> SHORT EXERCISE
Identify all lines in the listing that include the word "counts", and copy them out.

##### SUPPLIED DATA #####

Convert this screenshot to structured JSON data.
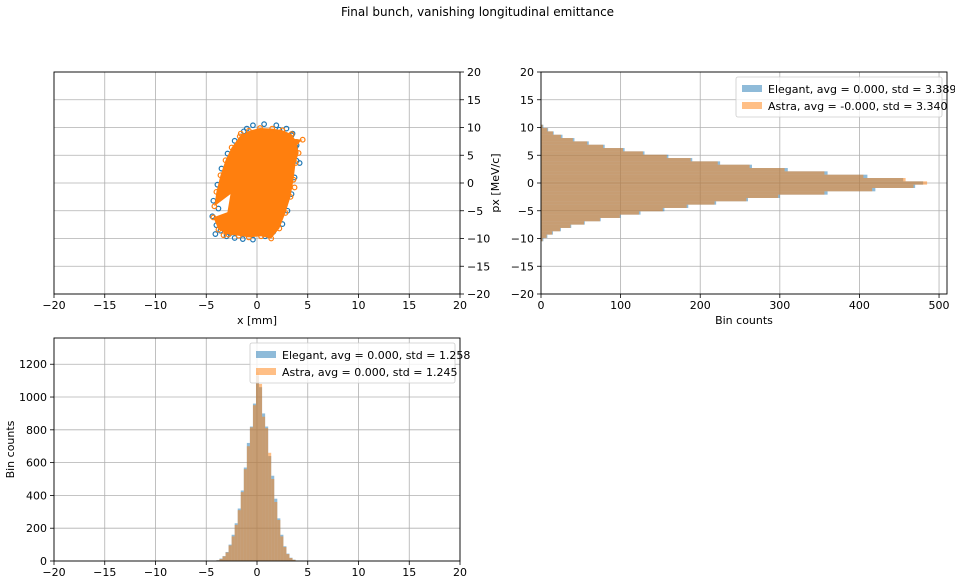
{
  "figure": {
    "title": "Final bunch, vanishing longitudinal emittance"
  },
  "colors": {
    "elegant": "#1f77b4",
    "astra": "#ff7f0e",
    "grid": "#b0b0b0"
  },
  "chart_data": [
    {
      "id": "scatter",
      "type": "scatter",
      "title": "",
      "xlabel": "x [mm]",
      "ylabel": "px [MeV/c]",
      "xlim": [
        -20,
        20
      ],
      "ylim": [
        -20,
        20
      ],
      "xticks": [
        -20,
        -15,
        -10,
        -5,
        0,
        5,
        10,
        15,
        20
      ],
      "yticks": [
        -20,
        -15,
        -10,
        -5,
        0,
        5,
        10,
        15,
        20
      ],
      "y_axis_side": "right",
      "grid": true,
      "series": [
        {
          "marker": "open-circle",
          "points": [
            [
              -4.1,
              -9.2
            ],
            [
              -3.6,
              -8.6
            ],
            [
              -3.0,
              -9.6
            ],
            [
              -2.2,
              -9.9
            ],
            [
              -1.4,
              -10.1
            ],
            [
              -0.4,
              -10.2
            ],
            [
              0.8,
              -9.6
            ],
            [
              1.6,
              -8.8
            ],
            [
              2.5,
              -7.4
            ],
            [
              3.0,
              -5.0
            ],
            [
              3.4,
              -2.0
            ],
            [
              3.7,
              1.0
            ],
            [
              3.9,
              4.0
            ],
            [
              3.8,
              6.5
            ],
            [
              3.4,
              8.6
            ],
            [
              2.9,
              9.8
            ],
            [
              1.9,
              10.4
            ],
            [
              0.7,
              10.6
            ],
            [
              -0.4,
              10.4
            ],
            [
              -1.3,
              9.3
            ],
            [
              -2.2,
              7.6
            ],
            [
              -2.9,
              5.3
            ],
            [
              -3.5,
              2.6
            ],
            [
              -3.9,
              -0.3
            ],
            [
              -4.3,
              -3.2
            ],
            [
              -4.4,
              -6.0
            ],
            [
              -4.0,
              -7.6
            ],
            [
              3.5,
              8.9
            ],
            [
              3.9,
              6.8
            ],
            [
              4.2,
              3.6
            ],
            [
              -3.8,
              -4.6
            ],
            [
              -2.6,
              -9.0
            ],
            [
              2.2,
              9.6
            ],
            [
              1.2,
              -9.4
            ],
            [
              -1.0,
              9.8
            ]
          ]
        },
        {
          "marker": "open-circle",
          "points": [
            [
              -4.3,
              -6.2
            ],
            [
              -3.8,
              -8.4
            ],
            [
              -2.8,
              -9.3
            ],
            [
              -1.8,
              -9.5
            ],
            [
              -0.8,
              -9.8
            ],
            [
              0.4,
              -9.6
            ],
            [
              1.4,
              -10.0
            ],
            [
              2.2,
              -8.2
            ],
            [
              2.8,
              -5.4
            ],
            [
              3.3,
              -2.5
            ],
            [
              3.6,
              0.6
            ],
            [
              3.8,
              3.6
            ],
            [
              4.1,
              5.4
            ],
            [
              3.9,
              7.4
            ],
            [
              3.4,
              8.8
            ],
            [
              2.5,
              9.5
            ],
            [
              1.5,
              9.8
            ],
            [
              0.3,
              9.9
            ],
            [
              -0.8,
              9.4
            ],
            [
              -1.7,
              8.4
            ],
            [
              -2.5,
              6.4
            ],
            [
              -3.1,
              4.1
            ],
            [
              -3.6,
              1.4
            ],
            [
              -4.0,
              -1.6
            ],
            [
              -4.2,
              -4.2
            ],
            [
              4.5,
              7.8
            ],
            [
              -1.6,
              8.9
            ],
            [
              -3.3,
              -9.4
            ],
            [
              3.7,
              -0.8
            ]
          ]
        }
      ]
    },
    {
      "id": "px_hist",
      "type": "bar",
      "orientation": "horizontal",
      "title": "",
      "xlabel": "Bin counts",
      "ylabel": "",
      "xlim": [
        0,
        510
      ],
      "ylim": [
        -20,
        20
      ],
      "xticks": [
        0,
        100,
        200,
        300,
        400,
        500
      ],
      "yticks": [
        -20,
        -15,
        -10,
        -5,
        0,
        5,
        10,
        15,
        20
      ],
      "grid": true,
      "legend_position": "top-right",
      "bin_centers": [
        -10.2,
        -9.6,
        -9.0,
        -8.4,
        -7.8,
        -7.2,
        -6.6,
        -6.0,
        -5.4,
        -4.8,
        -4.2,
        -3.6,
        -3.0,
        -2.4,
        -1.8,
        -1.2,
        -0.6,
        0.0,
        0.6,
        1.2,
        1.8,
        2.4,
        3.0,
        3.6,
        4.2,
        4.8,
        5.4,
        6.0,
        6.6,
        7.2,
        7.8,
        8.4,
        9.0,
        9.6,
        10.2
      ],
      "series": [
        {
          "name": "Elegant, avg = 0.000, std = 3.389",
          "values": [
            3,
            8,
            15,
            25,
            38,
            55,
            75,
            100,
            125,
            155,
            185,
            220,
            260,
            300,
            360,
            420,
            470,
            480,
            455,
            410,
            360,
            310,
            265,
            225,
            190,
            160,
            130,
            105,
            80,
            60,
            42,
            27,
            16,
            9,
            3
          ]
        },
        {
          "name": "Astra, avg = -0.000, std = 3.340",
          "values": [
            2,
            7,
            14,
            24,
            37,
            54,
            74,
            99,
            123,
            153,
            183,
            218,
            258,
            298,
            356,
            416,
            468,
            485,
            458,
            405,
            356,
            306,
            262,
            222,
            188,
            158,
            128,
            103,
            78,
            58,
            40,
            25,
            15,
            8,
            2
          ]
        }
      ]
    },
    {
      "id": "x_hist",
      "type": "bar",
      "title": "",
      "xlabel": "",
      "ylabel": "Bin counts",
      "xlim": [
        -20,
        20
      ],
      "ylim": [
        0,
        1360
      ],
      "xticks": [
        -20,
        -15,
        -10,
        -5,
        0,
        5,
        10,
        15,
        20
      ],
      "yticks": [
        0,
        200,
        400,
        600,
        800,
        1000,
        1200
      ],
      "grid": true,
      "legend_position": "top-right",
      "bin_centers": [
        -3.85,
        -3.55,
        -3.25,
        -2.95,
        -2.65,
        -2.35,
        -2.05,
        -1.75,
        -1.45,
        -1.15,
        -0.85,
        -0.55,
        -0.25,
        0.05,
        0.35,
        0.65,
        0.95,
        1.25,
        1.55,
        1.85,
        2.15,
        2.45,
        2.75,
        3.05,
        3.35,
        3.65,
        3.95
      ],
      "series": [
        {
          "name": "Elegant, avg = 0.000, std = 1.258",
          "values": [
            5,
            15,
            30,
            55,
            100,
            160,
            230,
            320,
            430,
            570,
            720,
            820,
            960,
            1130,
            1060,
            900,
            820,
            640,
            520,
            380,
            260,
            160,
            90,
            45,
            20,
            8,
            3
          ]
        },
        {
          "name": "Astra, avg = 0.000, std = 1.245",
          "values": [
            4,
            12,
            28,
            52,
            95,
            150,
            220,
            310,
            420,
            560,
            700,
            815,
            950,
            1150,
            1080,
            880,
            810,
            660,
            500,
            360,
            250,
            150,
            85,
            42,
            18,
            7,
            2
          ]
        }
      ]
    }
  ]
}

#####

> FULL SOLUTION
      "xlabel": "Bin counts",
      "ylabel": "Bin counts",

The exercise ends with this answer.